### Objective
Search the listing below for "role". Copy each matching line.

### Listed records
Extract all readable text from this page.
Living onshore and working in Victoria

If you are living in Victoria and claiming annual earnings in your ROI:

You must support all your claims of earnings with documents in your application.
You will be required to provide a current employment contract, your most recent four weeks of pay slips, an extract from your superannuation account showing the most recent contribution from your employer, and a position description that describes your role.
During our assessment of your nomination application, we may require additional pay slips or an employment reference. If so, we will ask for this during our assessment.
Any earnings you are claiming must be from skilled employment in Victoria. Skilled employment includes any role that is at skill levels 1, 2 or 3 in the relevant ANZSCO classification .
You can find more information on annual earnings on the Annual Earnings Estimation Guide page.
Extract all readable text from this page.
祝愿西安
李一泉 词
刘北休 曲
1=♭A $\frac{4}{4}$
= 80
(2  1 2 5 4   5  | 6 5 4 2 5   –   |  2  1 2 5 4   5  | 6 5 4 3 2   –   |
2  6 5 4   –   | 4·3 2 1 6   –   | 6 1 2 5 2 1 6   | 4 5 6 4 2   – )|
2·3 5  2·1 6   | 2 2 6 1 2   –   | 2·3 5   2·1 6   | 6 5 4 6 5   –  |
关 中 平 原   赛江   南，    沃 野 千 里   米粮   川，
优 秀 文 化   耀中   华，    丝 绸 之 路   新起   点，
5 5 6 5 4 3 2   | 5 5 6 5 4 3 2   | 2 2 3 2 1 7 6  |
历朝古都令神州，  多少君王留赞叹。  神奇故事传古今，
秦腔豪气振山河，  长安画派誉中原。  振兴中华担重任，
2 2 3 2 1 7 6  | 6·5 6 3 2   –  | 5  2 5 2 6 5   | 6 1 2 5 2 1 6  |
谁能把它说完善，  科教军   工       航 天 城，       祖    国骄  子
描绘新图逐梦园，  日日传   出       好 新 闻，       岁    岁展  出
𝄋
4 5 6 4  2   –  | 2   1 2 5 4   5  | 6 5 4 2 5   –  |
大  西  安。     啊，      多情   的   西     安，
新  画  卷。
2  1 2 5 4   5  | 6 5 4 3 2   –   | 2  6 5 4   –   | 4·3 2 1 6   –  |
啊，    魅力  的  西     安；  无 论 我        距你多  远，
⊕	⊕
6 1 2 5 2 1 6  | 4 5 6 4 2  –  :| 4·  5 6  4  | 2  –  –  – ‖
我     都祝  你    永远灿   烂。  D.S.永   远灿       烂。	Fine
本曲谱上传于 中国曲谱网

### Output for this exercise
You will be required to provide a current employment contract, your most recent four weeks of pay slips, an extract from your superannuation account showing the most recent contribution from your employer, and a position description that describes your role.
Any earnings you are claiming must be from skilled employment in Victoria. Skilled employment includes any role that is at skill levels 1, 2 or 3 in the relevant ANZSCO classification .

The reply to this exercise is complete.